→ **TASK PROMPT**: Your task is to gather the lines below that hold the string "icon".

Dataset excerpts
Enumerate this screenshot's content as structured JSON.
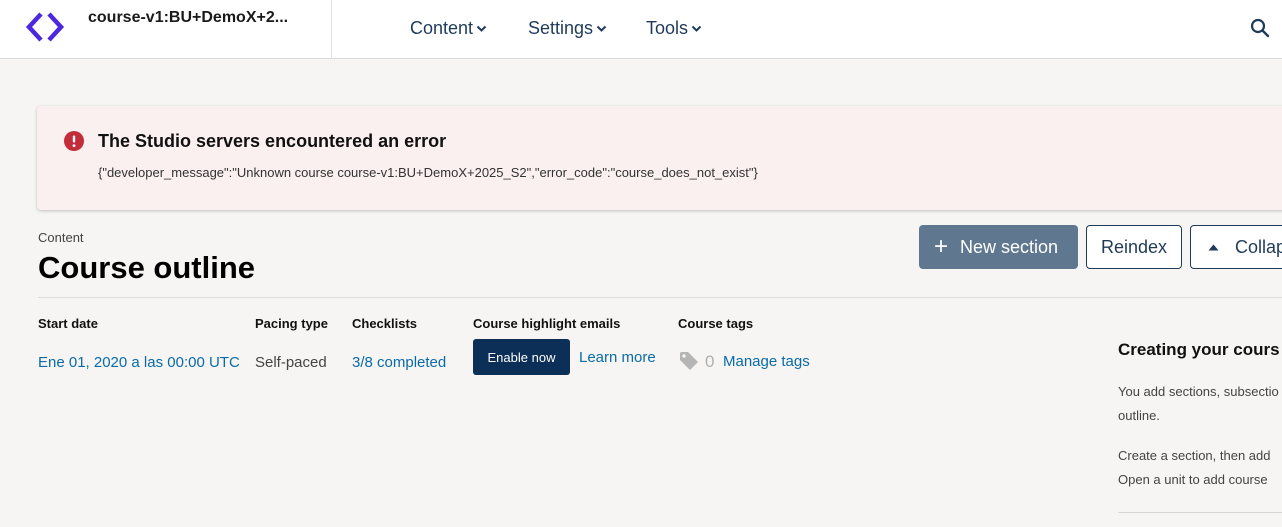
{
  "header": {
    "course_title": "course-v1:BU+DemoX+2...",
    "nav": [
      {
        "label": "Content"
      },
      {
        "label": "Settings"
      },
      {
        "label": "Tools"
      }
    ],
    "logo_icon": "studio-logo-icon",
    "search_icon": "search-icon"
  },
  "alert": {
    "title": "The Studio servers encountered an error",
    "message": "{\"developer_message\":\"Unknown course course-v1:BU+DemoX+2025_S2\",\"error_code\":\"course_does_not_exist\"}",
    "icon": "error-icon"
  },
  "page": {
    "breadcrumb": "Content",
    "title": "Course outline"
  },
  "actions": {
    "new_section": "New section",
    "reindex": "Reindex",
    "collapse": "Collap"
  },
  "stats": {
    "start_date": {
      "label": "Start date",
      "value": "Ene 01, 2020 a las 00:00 UTC"
    },
    "pacing_type": {
      "label": "Pacing type",
      "value": "Self-paced"
    },
    "checklists": {
      "label": "Checklists",
      "value": "3/8 completed"
    },
    "highlight_emails": {
      "label": "Course highlight emails",
      "button": "Enable now",
      "link": "Learn more"
    },
    "course_tags": {
      "label": "Course tags",
      "count": "0",
      "link": "Manage tags"
    }
  },
  "sidebar": {
    "title": "Creating your cours",
    "p1_line1": "You add sections, subsectio",
    "p1_line2": "outline.",
    "p2_line1": "Create a section, then add",
    "p2_line2": "Open a unit to add course"
  },
  "colors": {
    "brand": "#4b28e0",
    "nav_text": "#1f3b5a",
    "alert_bg": "#fbf0f0",
    "error_red": "#c32d3a",
    "link": "#0a6ba8",
    "primary_dark": "#0b2f57",
    "new_section_bg": "#5f7890"
  }
}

→ **IN RESPONSE**:
    "logo_icon": "studio-logo-icon",
    "search_icon": "search-icon"
    "icon": "error-icon"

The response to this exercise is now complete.